_What you need to do_. Here are some entries. Print them exactly as they are.

_Provided entries_.
--------------------

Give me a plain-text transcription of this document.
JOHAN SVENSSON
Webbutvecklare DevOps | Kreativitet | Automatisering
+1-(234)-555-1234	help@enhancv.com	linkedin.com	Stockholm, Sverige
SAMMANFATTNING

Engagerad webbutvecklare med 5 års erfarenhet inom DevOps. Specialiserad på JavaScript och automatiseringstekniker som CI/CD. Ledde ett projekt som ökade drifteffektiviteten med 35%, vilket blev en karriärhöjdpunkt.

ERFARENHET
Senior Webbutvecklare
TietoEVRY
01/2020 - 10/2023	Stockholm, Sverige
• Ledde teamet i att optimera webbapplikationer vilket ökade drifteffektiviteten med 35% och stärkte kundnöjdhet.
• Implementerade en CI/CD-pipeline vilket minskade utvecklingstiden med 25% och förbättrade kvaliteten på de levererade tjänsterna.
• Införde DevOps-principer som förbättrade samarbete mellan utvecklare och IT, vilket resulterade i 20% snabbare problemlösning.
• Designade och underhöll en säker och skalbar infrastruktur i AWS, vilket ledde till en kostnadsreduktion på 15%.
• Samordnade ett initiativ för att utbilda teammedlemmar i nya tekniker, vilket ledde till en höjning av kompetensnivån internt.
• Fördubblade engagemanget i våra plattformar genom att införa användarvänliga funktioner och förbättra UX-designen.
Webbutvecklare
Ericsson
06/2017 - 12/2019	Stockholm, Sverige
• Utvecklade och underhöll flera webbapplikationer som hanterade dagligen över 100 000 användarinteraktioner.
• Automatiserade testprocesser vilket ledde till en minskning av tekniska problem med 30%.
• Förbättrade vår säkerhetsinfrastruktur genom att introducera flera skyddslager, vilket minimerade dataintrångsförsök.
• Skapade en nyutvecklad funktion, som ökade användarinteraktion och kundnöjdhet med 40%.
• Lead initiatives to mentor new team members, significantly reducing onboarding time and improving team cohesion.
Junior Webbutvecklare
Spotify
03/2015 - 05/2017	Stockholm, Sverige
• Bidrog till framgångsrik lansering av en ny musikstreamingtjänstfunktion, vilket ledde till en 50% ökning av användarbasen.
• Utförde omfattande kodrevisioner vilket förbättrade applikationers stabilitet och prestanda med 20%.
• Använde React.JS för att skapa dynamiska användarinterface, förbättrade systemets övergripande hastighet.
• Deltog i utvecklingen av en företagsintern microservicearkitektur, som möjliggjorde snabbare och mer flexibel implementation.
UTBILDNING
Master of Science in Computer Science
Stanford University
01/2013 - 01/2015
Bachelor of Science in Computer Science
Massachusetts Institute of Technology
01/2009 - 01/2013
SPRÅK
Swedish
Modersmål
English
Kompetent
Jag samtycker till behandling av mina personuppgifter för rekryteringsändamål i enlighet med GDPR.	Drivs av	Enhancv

--------------------

_Reply to the exercise_.
Give me a plain-text transcription of this document.
JOHAN SVENSSON
Webbutvecklare DevOps | Kreativitet | Automatisering
+1-(234)-555-1234	help@enhancv.com	linkedin.com	Stockholm, Sverige
SAMMANFATTNING

Engagerad webbutvecklare med 5 års erfarenhet inom DevOps. Specialiserad på JavaScript och automatiseringstekniker som CI/CD. Ledde ett projekt som ökade drifteffektiviteten med 35%, vilket blev en karriärhöjdpunkt.

ERFARENHET
Senior Webbutvecklare
TietoEVRY
01/2020 - 10/2023	Stockholm, Sverige
• Ledde teamet i att optimera webbapplikationer vilket ökade drifteffektiviteten med 35% och stärkte kundnöjdhet.
• Implementerade en CI/CD-pipeline vilket minskade utvecklingstiden med 25% och förbättrade kvaliteten på de levererade tjänsterna.
• Införde DevOps-principer som förbättrade samarbete mellan utvecklare och IT, vilket resulterade i 20% snabbare problemlösning.
• Designade och underhöll en säker och skalbar infrastruktur i AWS, vilket ledde till en kostnadsreduktion på 15%.
• Samordnade ett initiativ för att utbilda teammedlemmar i nya tekniker, vilket ledde till en höjning av kompetensnivån internt.
• Fördubblade engagemanget i våra plattformar genom att införa användarvänliga funktioner och förbättra UX-designen.
Webbutvecklare
Ericsson
06/2017 - 12/2019	Stockholm, Sverige
• Utvecklade och underhöll flera webbapplikationer som hanterade dagligen över 100 000 användarinteraktioner.
• Automatiserade testprocesser vilket ledde till en minskning av tekniska problem med 30%.
• Förbättrade vår säkerhetsinfrastruktur genom att introducera flera skyddslager, vilket minimerade dataintrångsförsök.
• Skapade en nyutvecklad funktion, som ökade användarinteraktion och kundnöjdhet med 40%.
• Lead initiatives to mentor new team members, significantly reducing onboarding time and improving team cohesion.
Junior Webbutvecklare
Spotify
03/2015 - 05/2017	Stockholm, Sverige
• Bidrog till framgångsrik lansering av en ny musikstreamingtjänstfunktion, vilket ledde till en 50% ökning av användarbasen.
• Utförde omfattande kodrevisioner vilket förbättrade applikationers stabilitet och prestanda med 20%.
• Använde React.JS för att skapa dynamiska användarinterface, förbättrade systemets övergripande hastighet.
• Deltog i utvecklingen av en företagsintern microservicearkitektur, som möjliggjorde snabbare och mer flexibel implementation.
UTBILDNING
Master of Science in Computer Science
Stanford University
01/2013 - 01/2015
Bachelor of Science in Computer Science
Massachusetts Institute of Technology
01/2009 - 01/2013
SPRÅK
Swedish
Modersmål
English
Kompetent
Jag samtycker till behandling av mina personuppgifter för rekryteringsändamål i enlighet med GDPR.	Drivs av	Enhancv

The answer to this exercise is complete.